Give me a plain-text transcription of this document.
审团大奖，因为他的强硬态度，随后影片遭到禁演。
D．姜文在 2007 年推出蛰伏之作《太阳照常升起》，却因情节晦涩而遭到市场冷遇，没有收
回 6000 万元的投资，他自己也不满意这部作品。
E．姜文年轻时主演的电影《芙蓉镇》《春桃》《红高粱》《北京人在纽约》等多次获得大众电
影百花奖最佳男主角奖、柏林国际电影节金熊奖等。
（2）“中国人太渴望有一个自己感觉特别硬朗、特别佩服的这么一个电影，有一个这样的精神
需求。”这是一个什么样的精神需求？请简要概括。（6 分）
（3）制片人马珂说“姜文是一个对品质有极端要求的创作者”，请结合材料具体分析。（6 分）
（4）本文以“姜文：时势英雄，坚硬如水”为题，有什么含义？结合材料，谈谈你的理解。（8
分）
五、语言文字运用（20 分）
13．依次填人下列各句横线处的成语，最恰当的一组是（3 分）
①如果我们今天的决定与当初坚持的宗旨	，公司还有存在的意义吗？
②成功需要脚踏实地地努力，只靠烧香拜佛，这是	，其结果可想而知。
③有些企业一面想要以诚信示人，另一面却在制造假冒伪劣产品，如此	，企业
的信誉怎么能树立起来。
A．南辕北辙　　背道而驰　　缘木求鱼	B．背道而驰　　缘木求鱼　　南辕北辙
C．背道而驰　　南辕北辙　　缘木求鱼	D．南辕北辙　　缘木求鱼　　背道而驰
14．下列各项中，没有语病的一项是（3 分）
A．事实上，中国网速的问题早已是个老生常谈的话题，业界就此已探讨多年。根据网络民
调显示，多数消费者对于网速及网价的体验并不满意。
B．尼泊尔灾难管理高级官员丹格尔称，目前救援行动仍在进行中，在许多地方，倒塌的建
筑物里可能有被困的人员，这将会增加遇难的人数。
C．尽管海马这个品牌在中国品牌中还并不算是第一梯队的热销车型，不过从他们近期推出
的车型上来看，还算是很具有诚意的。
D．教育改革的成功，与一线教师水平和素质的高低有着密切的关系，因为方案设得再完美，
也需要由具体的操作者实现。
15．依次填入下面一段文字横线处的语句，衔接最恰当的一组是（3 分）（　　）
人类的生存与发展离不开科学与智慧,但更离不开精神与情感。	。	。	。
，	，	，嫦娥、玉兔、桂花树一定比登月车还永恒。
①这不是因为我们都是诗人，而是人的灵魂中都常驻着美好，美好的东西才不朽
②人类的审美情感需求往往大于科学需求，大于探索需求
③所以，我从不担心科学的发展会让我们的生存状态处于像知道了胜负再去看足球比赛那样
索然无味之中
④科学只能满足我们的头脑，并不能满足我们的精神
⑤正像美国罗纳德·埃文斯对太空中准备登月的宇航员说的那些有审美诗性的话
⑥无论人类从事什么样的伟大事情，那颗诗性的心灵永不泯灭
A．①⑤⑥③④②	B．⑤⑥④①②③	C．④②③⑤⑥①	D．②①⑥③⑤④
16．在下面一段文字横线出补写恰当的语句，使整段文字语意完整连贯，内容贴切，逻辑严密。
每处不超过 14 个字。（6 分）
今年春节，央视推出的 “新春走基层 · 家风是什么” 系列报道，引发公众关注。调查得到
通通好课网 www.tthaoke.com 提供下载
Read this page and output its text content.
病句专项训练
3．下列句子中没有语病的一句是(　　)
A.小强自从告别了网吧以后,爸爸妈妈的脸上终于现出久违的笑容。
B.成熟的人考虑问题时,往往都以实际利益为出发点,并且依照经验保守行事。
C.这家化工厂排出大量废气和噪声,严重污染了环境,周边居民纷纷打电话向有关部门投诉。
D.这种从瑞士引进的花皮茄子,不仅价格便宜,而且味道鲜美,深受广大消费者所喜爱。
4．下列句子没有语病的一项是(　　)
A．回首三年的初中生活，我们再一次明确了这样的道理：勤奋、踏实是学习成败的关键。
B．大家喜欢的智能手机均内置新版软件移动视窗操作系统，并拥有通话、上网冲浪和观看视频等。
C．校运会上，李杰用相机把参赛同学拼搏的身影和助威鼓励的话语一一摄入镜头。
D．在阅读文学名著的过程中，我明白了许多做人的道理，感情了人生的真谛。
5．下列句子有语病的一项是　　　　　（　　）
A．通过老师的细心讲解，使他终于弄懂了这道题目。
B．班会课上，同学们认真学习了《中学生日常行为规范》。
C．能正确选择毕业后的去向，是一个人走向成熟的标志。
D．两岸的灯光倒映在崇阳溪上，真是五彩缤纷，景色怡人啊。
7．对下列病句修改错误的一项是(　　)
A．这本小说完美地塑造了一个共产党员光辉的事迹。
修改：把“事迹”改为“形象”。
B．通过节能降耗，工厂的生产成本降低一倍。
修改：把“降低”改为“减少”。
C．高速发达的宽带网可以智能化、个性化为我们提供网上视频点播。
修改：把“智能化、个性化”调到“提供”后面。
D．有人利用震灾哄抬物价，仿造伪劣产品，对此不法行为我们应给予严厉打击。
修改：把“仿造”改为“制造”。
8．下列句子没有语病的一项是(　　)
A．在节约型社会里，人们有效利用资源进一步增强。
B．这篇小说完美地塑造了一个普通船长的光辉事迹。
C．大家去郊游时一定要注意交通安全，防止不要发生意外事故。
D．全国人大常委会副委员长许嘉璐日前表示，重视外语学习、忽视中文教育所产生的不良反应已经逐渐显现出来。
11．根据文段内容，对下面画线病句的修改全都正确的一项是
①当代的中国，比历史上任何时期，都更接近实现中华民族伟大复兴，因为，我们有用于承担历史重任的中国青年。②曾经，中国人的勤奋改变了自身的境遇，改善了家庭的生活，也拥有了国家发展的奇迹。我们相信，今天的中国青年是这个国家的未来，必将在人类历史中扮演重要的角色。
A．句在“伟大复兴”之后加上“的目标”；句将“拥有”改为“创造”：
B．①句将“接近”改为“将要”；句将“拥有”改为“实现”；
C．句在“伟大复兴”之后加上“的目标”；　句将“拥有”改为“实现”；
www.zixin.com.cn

[Goal]
Reproduce only the lines running from the one that contains "Read this page and output its text content." to the last line of the records.

[Written solution]
Read this page and output its text content.
病句专项训练
3．下列句子中没有语病的一句是(　　)
A.小强自从告别了网吧以后,爸爸妈妈的脸上终于现出久违的笑容。
B.成熟的人考虑问题时,往往都以实际利益为出发点,并且依照经验保守行事。
C.这家化工厂排出大量废气和噪声,严重污染了环境,周边居民纷纷打电话向有关部门投诉。
D.这种从瑞士引进的花皮茄子,不仅价格便宜,而且味道鲜美,深受广大消费者所喜爱。
4．下列句子没有语病的一项是(　　)
A．回首三年的初中生活，我们再一次明确了这样的道理：勤奋、踏实是学习成败的关键。
B．大家喜欢的智能手机均内置新版软件移动视窗操作系统，并拥有通话、上网冲浪和观看视频等。
C．校运会上，李杰用相机把参赛同学拼搏的身影和助威鼓励的话语一一摄入镜头。
D．在阅读文学名著的过程中，我明白了许多做人的道理，感情了人生的真谛。
5．下列句子有语病的一项是　　　　　（　　）
A．通过老师的细心讲解，使他终于弄懂了这道题目。
B．班会课上，同学们认真学习了《中学生日常行为规范》。
C．能正确选择毕业后的去向，是一个人走向成熟的标志。
D．两岸的灯光倒映在崇阳溪上，真是五彩缤纷，景色怡人啊。
7．对下列病句修改错误的一项是(　　)
A．这本小说完美地塑造了一个共产党员光辉的事迹。
修改：把“事迹”改为“形象”。
B．通过节能降耗，工厂的生产成本降低一倍。
修改：把“降低”改为“减少”。
C．高速发达的宽带网可以智能化、个性化为我们提供网上视频点播。
修改：把“智能化、个性化”调到“提供”后面。
D．有人利用震灾哄抬物价，仿造伪劣产品，对此不法行为我们应给予严厉打击。
修改：把“仿造”改为“制造”。
8．下列句子没有语病的一项是(　　)
A．在节约型社会里，人们有效利用资源进一步增强。
B．这篇小说完美地塑造了一个普通船长的光辉事迹。
C．大家去郊游时一定要注意交通安全，防止不要发生意外事故。
D．全国人大常委会副委员长许嘉璐日前表示，重视外语学习、忽视中文教育所产生的不良反应已经逐渐显现出来。
11．根据文段内容，对下面画线病句的修改全都正确的一项是
①当代的中国，比历史上任何时期，都更接近实现中华民族伟大复兴，因为，我们有用于承担历史重任的中国青年。②曾经，中国人的勤奋改变了自身的境遇，改善了家庭的生活，也拥有了国家发展的奇迹。我们相信，今天的中国青年是这个国家的未来，必将在人类历史中扮演重要的角色。
A．句在“伟大复兴”之后加上“的目标”；句将“拥有”改为“创造”：
B．①句将“接近”改为“将要”；句将“拥有”改为“实现”；
C．句在“伟大复兴”之后加上“的目标”；　句将“拥有”改为“实现”；
www.zixin.com.cn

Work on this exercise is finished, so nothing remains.